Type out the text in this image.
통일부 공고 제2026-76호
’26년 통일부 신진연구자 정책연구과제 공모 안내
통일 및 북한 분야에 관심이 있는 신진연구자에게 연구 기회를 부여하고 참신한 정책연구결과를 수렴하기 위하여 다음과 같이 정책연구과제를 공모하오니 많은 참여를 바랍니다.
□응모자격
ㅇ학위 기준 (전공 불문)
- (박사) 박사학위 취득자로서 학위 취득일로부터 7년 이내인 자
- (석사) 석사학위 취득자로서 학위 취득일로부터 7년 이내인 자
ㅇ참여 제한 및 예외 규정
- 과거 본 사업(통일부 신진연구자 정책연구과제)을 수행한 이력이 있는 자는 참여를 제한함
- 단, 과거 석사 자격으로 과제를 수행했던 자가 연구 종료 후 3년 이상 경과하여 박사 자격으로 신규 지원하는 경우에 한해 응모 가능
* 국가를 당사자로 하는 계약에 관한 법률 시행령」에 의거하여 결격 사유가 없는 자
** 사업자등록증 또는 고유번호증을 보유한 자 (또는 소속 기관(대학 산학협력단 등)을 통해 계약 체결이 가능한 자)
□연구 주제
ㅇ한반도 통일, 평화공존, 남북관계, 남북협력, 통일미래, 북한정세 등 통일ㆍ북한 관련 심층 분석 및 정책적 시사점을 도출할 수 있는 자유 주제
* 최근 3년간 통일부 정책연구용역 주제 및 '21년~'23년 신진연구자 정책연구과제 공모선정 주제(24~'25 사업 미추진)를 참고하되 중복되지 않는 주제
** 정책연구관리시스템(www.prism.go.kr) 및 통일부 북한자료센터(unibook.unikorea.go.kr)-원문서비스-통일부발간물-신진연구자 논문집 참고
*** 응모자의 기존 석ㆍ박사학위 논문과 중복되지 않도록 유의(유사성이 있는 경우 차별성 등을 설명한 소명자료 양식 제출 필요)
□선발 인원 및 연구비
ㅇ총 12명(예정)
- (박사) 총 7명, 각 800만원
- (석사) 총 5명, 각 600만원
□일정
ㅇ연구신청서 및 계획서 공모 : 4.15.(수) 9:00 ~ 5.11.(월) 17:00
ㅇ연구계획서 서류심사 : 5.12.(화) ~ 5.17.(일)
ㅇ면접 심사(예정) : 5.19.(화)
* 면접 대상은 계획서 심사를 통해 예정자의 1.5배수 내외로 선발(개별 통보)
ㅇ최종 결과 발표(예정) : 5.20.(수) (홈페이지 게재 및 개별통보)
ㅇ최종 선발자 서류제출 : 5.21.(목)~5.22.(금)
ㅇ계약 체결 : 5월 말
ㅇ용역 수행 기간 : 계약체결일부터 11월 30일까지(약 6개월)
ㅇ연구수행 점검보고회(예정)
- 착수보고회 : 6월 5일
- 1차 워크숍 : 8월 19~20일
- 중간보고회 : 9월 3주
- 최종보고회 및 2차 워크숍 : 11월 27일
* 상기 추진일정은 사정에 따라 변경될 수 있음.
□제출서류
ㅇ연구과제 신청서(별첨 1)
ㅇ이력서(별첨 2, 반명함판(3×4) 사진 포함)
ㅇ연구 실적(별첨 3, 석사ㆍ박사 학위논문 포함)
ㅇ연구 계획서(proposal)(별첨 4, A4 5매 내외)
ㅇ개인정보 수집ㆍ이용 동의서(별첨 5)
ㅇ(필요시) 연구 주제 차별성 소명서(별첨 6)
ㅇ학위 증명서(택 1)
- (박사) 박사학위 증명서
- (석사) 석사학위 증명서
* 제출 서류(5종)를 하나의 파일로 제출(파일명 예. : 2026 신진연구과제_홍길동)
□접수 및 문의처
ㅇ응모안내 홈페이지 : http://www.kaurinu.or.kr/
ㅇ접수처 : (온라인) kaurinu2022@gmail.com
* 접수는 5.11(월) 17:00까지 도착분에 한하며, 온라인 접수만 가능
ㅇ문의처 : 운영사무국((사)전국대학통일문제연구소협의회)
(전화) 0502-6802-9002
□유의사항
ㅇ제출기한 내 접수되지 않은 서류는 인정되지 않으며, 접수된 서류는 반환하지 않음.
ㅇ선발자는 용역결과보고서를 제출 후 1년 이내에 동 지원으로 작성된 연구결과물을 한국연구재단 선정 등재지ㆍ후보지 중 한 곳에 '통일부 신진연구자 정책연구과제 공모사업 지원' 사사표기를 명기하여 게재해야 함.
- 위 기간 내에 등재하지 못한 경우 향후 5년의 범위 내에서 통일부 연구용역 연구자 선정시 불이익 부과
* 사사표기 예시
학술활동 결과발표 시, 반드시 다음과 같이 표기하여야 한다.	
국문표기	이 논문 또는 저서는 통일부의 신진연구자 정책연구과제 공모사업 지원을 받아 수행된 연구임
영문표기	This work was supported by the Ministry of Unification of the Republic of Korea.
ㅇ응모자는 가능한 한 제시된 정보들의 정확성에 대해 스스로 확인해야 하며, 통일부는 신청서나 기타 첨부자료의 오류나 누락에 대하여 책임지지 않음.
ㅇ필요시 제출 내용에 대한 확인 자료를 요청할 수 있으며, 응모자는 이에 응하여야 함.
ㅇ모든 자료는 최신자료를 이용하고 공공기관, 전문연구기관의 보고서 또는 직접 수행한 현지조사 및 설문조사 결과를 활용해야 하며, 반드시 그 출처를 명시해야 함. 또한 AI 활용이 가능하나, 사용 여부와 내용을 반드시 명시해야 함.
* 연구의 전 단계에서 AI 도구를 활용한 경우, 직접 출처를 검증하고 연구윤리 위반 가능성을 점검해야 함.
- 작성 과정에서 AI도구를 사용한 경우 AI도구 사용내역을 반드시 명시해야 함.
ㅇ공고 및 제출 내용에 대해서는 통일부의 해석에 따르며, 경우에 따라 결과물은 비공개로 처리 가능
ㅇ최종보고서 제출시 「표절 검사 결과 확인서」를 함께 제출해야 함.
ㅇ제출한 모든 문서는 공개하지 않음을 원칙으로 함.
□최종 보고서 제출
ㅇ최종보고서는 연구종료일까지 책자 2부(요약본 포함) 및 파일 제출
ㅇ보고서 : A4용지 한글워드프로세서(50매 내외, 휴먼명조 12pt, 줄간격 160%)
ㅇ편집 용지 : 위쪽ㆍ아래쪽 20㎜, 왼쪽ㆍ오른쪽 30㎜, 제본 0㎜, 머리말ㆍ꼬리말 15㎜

--- WORK INSTRUCTIONS ---
Transcribe every line of the data, exactly as it stands.

--- ANSWER TO THE TASK ---
Type out the text in this image.
통일부 공고 제2026-76호
’26년 통일부 신진연구자 정책연구과제 공모 안내
통일 및 북한 분야에 관심이 있는 신진연구자에게 연구 기회를 부여하고 참신한 정책연구결과를 수렴하기 위하여 다음과 같이 정책연구과제를 공모하오니 많은 참여를 바랍니다.
□응모자격
ㅇ학위 기준 (전공 불문)
- (박사) 박사학위 취득자로서 학위 취득일로부터 7년 이내인 자
- (석사) 석사학위 취득자로서 학위 취득일로부터 7년 이내인 자
ㅇ참여 제한 및 예외 규정
- 과거 본 사업(통일부 신진연구자 정책연구과제)을 수행한 이력이 있는 자는 참여를 제한함
- 단, 과거 석사 자격으로 과제를 수행했던 자가 연구 종료 후 3년 이상 경과하여 박사 자격으로 신규 지원하는 경우에 한해 응모 가능
* 국가를 당사자로 하는 계약에 관한 법률 시행령」에 의거하여 결격 사유가 없는 자
** 사업자등록증 또는 고유번호증을 보유한 자 (또는 소속 기관(대학 산학협력단 등)을 통해 계약 체결이 가능한 자)
□연구 주제
ㅇ한반도 통일, 평화공존, 남북관계, 남북협력, 통일미래, 북한정세 등 통일ㆍ북한 관련 심층 분석 및 정책적 시사점을 도출할 수 있는 자유 주제
* 최근 3년간 통일부 정책연구용역 주제 및 '21년~'23년 신진연구자 정책연구과제 공모선정 주제(24~'25 사업 미추진)를 참고하되 중복되지 않는 주제
** 정책연구관리시스템(www.prism.go.kr) 및 통일부 북한자료센터(unibook.unikorea.go.kr)-원문서비스-통일부발간물-신진연구자 논문집 참고
*** 응모자의 기존 석ㆍ박사학위 논문과 중복되지 않도록 유의(유사성이 있는 경우 차별성 등을 설명한 소명자료 양식 제출 필요)
□선발 인원 및 연구비
ㅇ총 12명(예정)
- (박사) 총 7명, 각 800만원
- (석사) 총 5명, 각 600만원
□일정
ㅇ연구신청서 및 계획서 공모 : 4.15.(수) 9:00 ~ 5.11.(월) 17:00
ㅇ연구계획서 서류심사 : 5.12.(화) ~ 5.17.(일)
ㅇ면접 심사(예정) : 5.19.(화)
* 면접 대상은 계획서 심사를 통해 예정자의 1.5배수 내외로 선발(개별 통보)
ㅇ최종 결과 발표(예정) : 5.20.(수) (홈페이지 게재 및 개별통보)
ㅇ최종 선발자 서류제출 : 5.21.(목)~5.22.(금)
ㅇ계약 체결 : 5월 말
ㅇ용역 수행 기간 : 계약체결일부터 11월 30일까지(약 6개월)
ㅇ연구수행 점검보고회(예정)
- 착수보고회 : 6월 5일
- 1차 워크숍 : 8월 19~20일
- 중간보고회 : 9월 3주
- 최종보고회 및 2차 워크숍 : 11월 27일
* 상기 추진일정은 사정에 따라 변경될 수 있음.
□제출서류
ㅇ연구과제 신청서(별첨 1)
ㅇ이력서(별첨 2, 반명함판(3×4) 사진 포함)
ㅇ연구 실적(별첨 3, 석사ㆍ박사 학위논문 포함)
ㅇ연구 계획서(proposal)(별첨 4, A4 5매 내외)
ㅇ개인정보 수집ㆍ이용 동의서(별첨 5)
ㅇ(필요시) 연구 주제 차별성 소명서(별첨 6)
ㅇ학위 증명서(택 1)
- (박사) 박사학위 증명서
- (석사) 석사학위 증명서
* 제출 서류(5종)를 하나의 파일로 제출(파일명 예. : 2026 신진연구과제_홍길동)
□접수 및 문의처
ㅇ응모안내 홈페이지 : http://www.kaurinu.or.kr/
ㅇ접수처 : (온라인) kaurinu2022@gmail.com
* 접수는 5.11(월) 17:00까지 도착분에 한하며, 온라인 접수만 가능
ㅇ문의처 : 운영사무국((사)전국대학통일문제연구소협의회)
(전화) 0502-6802-9002
□유의사항
ㅇ제출기한 내 접수되지 않은 서류는 인정되지 않으며, 접수된 서류는 반환하지 않음.
ㅇ선발자는 용역결과보고서를 제출 후 1년 이내에 동 지원으로 작성된 연구결과물을 한국연구재단 선정 등재지ㆍ후보지 중 한 곳에 '통일부 신진연구자 정책연구과제 공모사업 지원' 사사표기를 명기하여 게재해야 함.
- 위 기간 내에 등재하지 못한 경우 향후 5년의 범위 내에서 통일부 연구용역 연구자 선정시 불이익 부과
* 사사표기 예시
학술활동 결과발표 시, 반드시 다음과 같이 표기하여야 한다.	
국문표기	이 논문 또는 저서는 통일부의 신진연구자 정책연구과제 공모사업 지원을 받아 수행된 연구임
영문표기	This work was supported by the Ministry of Unification of the Republic of Korea.
ㅇ응모자는 가능한 한 제시된 정보들의 정확성에 대해 스스로 확인해야 하며, 통일부는 신청서나 기타 첨부자료의 오류나 누락에 대하여 책임지지 않음.
ㅇ필요시 제출 내용에 대한 확인 자료를 요청할 수 있으며, 응모자는 이에 응하여야 함.
ㅇ모든 자료는 최신자료를 이용하고 공공기관, 전문연구기관의 보고서 또는 직접 수행한 현지조사 및 설문조사 결과를 활용해야 하며, 반드시 그 출처를 명시해야 함. 또한 AI 활용이 가능하나, 사용 여부와 내용을 반드시 명시해야 함.
* 연구의 전 단계에서 AI 도구를 활용한 경우, 직접 출처를 검증하고 연구윤리 위반 가능성을 점검해야 함.
- 작성 과정에서 AI도구를 사용한 경우 AI도구 사용내역을 반드시 명시해야 함.
ㅇ공고 및 제출 내용에 대해서는 통일부의 해석에 따르며, 경우에 따라 결과물은 비공개로 처리 가능
ㅇ최종보고서 제출시 「표절 검사 결과 확인서」를 함께 제출해야 함.
ㅇ제출한 모든 문서는 공개하지 않음을 원칙으로 함.
□최종 보고서 제출
ㅇ최종보고서는 연구종료일까지 책자 2부(요약본 포함) 및 파일 제출
ㅇ보고서 : A4용지 한글워드프로세서(50매 내외, 휴먼명조 12pt, 줄간격 160%)
ㅇ편집 용지 : 위쪽ㆍ아래쪽 20㎜, 왼쪽ㆍ오른쪽 30㎜, 제본 0㎜, 머리말ㆍ꼬리말 15㎜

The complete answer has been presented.